- Items
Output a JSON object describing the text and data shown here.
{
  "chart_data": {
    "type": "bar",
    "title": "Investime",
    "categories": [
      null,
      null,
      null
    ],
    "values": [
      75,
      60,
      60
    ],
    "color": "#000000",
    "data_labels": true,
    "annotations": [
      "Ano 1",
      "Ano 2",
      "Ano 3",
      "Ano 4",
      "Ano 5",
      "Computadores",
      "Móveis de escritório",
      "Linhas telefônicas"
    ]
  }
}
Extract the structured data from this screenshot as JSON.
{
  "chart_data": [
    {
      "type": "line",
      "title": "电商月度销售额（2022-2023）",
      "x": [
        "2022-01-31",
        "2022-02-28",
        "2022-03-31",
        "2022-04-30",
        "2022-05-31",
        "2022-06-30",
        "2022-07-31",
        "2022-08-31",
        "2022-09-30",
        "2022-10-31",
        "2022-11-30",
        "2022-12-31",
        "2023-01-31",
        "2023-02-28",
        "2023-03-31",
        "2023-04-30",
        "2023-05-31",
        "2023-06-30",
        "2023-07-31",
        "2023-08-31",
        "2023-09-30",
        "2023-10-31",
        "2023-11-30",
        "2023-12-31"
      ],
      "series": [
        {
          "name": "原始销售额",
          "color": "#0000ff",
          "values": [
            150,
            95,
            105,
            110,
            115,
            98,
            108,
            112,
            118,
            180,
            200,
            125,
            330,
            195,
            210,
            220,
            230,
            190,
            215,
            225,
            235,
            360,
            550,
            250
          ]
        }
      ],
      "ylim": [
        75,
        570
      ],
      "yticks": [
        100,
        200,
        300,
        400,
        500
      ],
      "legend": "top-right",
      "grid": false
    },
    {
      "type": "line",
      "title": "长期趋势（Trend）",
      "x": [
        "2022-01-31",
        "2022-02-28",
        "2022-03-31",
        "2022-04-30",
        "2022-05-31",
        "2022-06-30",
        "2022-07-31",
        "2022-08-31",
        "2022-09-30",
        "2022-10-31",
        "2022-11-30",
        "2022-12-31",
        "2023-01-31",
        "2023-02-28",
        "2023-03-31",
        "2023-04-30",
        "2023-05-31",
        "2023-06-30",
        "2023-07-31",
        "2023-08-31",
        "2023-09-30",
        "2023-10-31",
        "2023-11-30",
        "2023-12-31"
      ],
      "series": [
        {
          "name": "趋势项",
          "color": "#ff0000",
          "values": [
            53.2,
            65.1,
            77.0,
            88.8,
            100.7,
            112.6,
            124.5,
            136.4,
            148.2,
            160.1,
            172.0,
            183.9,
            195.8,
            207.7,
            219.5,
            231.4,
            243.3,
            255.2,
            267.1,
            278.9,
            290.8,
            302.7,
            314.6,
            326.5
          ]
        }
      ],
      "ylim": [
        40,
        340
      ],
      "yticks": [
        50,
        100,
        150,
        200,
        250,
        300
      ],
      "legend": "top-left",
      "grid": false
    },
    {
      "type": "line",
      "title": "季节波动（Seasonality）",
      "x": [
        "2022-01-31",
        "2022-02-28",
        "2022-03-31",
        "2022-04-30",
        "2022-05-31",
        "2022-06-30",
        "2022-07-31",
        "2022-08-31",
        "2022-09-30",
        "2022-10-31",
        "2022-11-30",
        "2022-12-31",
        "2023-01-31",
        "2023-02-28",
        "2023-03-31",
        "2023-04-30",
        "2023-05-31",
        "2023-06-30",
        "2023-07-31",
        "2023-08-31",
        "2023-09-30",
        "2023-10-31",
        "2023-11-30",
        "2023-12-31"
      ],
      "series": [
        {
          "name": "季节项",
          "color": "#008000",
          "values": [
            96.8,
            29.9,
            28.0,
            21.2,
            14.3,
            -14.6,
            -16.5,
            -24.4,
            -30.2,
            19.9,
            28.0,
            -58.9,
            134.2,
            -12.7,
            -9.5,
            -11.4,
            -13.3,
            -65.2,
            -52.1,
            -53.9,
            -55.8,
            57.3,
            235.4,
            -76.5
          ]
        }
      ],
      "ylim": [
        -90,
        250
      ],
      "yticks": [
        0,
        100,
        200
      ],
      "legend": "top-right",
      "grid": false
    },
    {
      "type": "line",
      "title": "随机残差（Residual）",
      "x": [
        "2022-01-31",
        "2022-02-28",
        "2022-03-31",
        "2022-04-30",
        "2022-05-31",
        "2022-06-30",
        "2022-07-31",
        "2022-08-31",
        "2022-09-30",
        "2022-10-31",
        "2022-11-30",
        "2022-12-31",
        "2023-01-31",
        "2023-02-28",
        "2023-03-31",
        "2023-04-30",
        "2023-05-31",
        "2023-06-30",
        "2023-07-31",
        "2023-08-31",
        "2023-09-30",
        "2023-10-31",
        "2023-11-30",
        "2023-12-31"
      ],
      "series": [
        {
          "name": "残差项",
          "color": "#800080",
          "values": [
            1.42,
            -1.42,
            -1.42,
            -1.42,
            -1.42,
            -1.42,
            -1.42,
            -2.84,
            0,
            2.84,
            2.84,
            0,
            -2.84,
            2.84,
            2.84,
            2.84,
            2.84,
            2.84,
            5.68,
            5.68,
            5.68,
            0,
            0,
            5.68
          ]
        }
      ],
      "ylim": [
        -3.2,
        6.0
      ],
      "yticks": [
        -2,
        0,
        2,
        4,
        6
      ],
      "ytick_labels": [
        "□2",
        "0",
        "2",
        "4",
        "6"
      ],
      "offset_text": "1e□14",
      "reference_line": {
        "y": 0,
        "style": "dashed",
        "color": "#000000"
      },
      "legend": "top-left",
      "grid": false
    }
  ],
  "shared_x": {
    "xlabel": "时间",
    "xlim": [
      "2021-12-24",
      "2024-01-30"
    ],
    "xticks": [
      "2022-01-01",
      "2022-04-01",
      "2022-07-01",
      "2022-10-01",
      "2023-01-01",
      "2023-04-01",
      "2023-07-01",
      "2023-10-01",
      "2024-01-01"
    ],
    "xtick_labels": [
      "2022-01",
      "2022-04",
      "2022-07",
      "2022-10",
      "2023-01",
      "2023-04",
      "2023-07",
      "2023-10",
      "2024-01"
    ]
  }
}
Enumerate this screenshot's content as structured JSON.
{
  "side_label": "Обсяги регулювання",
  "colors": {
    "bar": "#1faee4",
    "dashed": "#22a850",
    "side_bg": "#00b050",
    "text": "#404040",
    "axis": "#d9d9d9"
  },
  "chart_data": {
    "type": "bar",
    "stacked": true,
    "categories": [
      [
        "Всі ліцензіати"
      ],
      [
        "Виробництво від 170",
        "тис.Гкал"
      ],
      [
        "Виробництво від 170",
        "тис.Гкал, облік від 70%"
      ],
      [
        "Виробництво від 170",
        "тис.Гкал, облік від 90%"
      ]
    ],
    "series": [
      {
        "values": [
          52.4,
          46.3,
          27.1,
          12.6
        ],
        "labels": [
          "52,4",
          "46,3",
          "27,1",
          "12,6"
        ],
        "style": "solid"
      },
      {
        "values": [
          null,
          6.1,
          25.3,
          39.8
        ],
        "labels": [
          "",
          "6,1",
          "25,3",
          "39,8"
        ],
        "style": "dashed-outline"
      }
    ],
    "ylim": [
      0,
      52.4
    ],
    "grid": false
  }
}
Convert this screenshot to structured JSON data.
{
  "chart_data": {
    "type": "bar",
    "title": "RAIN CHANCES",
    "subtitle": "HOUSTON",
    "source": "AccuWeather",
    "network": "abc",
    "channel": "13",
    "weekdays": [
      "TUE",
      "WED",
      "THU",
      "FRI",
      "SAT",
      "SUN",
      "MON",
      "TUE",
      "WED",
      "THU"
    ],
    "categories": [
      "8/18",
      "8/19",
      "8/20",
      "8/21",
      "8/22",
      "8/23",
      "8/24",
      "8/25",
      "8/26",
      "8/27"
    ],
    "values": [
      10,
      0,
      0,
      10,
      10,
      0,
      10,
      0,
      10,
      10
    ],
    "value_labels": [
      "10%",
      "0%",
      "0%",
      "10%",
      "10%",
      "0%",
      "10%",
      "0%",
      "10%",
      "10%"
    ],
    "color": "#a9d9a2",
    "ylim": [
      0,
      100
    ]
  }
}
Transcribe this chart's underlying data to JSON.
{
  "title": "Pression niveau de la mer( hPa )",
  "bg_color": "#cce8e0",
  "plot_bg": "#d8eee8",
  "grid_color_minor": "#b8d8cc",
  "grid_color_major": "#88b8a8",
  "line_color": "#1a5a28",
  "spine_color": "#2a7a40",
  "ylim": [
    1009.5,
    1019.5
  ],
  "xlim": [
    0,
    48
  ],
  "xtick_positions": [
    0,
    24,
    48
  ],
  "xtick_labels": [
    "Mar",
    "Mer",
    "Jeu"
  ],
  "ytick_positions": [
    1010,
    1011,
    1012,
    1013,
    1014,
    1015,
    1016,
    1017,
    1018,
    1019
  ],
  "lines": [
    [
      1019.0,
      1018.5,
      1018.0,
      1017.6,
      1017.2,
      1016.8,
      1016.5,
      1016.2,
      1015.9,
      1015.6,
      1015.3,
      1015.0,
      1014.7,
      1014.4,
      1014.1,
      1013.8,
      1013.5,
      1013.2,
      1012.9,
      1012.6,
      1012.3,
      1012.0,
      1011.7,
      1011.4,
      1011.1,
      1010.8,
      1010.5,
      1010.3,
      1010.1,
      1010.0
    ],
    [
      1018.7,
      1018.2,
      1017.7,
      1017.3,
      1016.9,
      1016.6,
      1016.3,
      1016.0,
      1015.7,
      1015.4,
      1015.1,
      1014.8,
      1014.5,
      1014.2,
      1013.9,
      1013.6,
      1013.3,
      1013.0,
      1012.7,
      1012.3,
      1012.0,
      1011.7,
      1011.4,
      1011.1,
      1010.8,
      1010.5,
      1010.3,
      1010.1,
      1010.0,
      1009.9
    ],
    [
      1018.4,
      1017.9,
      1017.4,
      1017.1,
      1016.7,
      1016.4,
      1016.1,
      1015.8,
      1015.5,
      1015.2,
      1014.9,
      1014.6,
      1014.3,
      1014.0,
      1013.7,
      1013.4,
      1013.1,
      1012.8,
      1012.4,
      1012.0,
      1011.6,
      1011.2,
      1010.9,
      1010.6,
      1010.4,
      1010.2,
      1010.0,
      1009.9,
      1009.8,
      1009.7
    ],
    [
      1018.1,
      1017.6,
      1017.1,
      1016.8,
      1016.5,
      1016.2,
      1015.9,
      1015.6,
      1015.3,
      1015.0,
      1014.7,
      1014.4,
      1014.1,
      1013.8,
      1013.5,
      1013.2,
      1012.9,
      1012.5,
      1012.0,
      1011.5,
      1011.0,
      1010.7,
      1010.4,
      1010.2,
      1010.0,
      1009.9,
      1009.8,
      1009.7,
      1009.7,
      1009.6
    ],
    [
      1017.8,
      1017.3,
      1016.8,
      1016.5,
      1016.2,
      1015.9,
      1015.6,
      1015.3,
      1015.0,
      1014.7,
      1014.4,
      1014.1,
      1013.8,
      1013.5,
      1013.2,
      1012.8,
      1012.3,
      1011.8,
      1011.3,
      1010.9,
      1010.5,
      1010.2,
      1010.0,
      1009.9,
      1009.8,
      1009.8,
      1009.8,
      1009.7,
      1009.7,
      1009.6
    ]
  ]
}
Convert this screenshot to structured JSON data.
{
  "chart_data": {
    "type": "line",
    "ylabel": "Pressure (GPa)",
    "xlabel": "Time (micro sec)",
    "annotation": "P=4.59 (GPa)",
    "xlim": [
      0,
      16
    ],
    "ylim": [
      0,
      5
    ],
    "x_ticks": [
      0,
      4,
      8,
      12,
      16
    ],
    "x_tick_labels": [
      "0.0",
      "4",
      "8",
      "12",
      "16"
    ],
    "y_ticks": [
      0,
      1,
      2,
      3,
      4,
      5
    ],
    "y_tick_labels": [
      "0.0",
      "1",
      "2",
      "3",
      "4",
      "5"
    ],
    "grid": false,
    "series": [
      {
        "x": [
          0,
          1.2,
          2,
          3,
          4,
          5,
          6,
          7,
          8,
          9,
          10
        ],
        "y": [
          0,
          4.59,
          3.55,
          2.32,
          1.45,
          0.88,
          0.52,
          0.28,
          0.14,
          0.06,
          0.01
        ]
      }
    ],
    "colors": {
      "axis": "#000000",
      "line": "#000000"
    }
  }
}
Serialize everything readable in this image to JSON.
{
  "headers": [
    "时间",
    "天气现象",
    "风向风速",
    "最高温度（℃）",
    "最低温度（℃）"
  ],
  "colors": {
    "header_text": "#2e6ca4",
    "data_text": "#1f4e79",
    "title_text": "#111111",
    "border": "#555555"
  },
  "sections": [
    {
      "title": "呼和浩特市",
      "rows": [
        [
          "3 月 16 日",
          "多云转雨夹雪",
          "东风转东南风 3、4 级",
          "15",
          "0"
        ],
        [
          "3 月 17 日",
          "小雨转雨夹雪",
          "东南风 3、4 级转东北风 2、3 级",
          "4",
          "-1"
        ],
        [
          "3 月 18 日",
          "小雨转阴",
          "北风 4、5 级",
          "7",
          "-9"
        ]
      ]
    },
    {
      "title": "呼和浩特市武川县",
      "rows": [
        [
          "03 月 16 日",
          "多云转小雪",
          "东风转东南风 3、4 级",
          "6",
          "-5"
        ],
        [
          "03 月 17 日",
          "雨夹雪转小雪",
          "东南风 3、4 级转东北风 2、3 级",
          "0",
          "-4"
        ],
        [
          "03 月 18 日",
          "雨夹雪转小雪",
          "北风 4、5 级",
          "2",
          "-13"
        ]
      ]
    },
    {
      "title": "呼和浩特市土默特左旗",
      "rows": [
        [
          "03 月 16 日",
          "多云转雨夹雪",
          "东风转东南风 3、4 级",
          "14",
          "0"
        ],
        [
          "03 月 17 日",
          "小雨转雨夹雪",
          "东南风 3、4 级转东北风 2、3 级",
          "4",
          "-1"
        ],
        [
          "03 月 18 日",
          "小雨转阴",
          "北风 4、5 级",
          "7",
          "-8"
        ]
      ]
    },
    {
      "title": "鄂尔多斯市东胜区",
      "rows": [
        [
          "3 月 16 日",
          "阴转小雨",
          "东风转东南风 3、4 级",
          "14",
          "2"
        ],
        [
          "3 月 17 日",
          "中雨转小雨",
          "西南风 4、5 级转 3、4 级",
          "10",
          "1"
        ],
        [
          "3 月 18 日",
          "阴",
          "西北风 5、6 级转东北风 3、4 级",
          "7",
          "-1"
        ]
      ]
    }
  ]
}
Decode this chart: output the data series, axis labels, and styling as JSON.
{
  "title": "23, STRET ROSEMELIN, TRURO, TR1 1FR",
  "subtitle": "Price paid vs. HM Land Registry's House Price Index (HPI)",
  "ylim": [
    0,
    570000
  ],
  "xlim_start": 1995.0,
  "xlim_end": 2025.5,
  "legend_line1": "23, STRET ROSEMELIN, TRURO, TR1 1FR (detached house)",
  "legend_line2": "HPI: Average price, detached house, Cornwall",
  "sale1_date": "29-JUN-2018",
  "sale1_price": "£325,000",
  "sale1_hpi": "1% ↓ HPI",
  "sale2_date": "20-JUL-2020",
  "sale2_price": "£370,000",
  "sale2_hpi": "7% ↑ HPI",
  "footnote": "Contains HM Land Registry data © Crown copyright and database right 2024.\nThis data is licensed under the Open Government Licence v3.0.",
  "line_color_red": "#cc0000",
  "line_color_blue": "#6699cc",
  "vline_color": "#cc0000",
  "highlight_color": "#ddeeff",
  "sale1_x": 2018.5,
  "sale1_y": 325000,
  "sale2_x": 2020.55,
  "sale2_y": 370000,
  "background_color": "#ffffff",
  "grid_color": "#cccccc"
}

- The task
Filter the entries down to the lines containing "detached". Copy each of those lines.

- Reply to the task
  "legend_line1": "23, STRET ROSEMELIN, TRURO, TR1 1FR (detached house)",
  "legend_line2": "HPI: Average price, detached house, Cornwall",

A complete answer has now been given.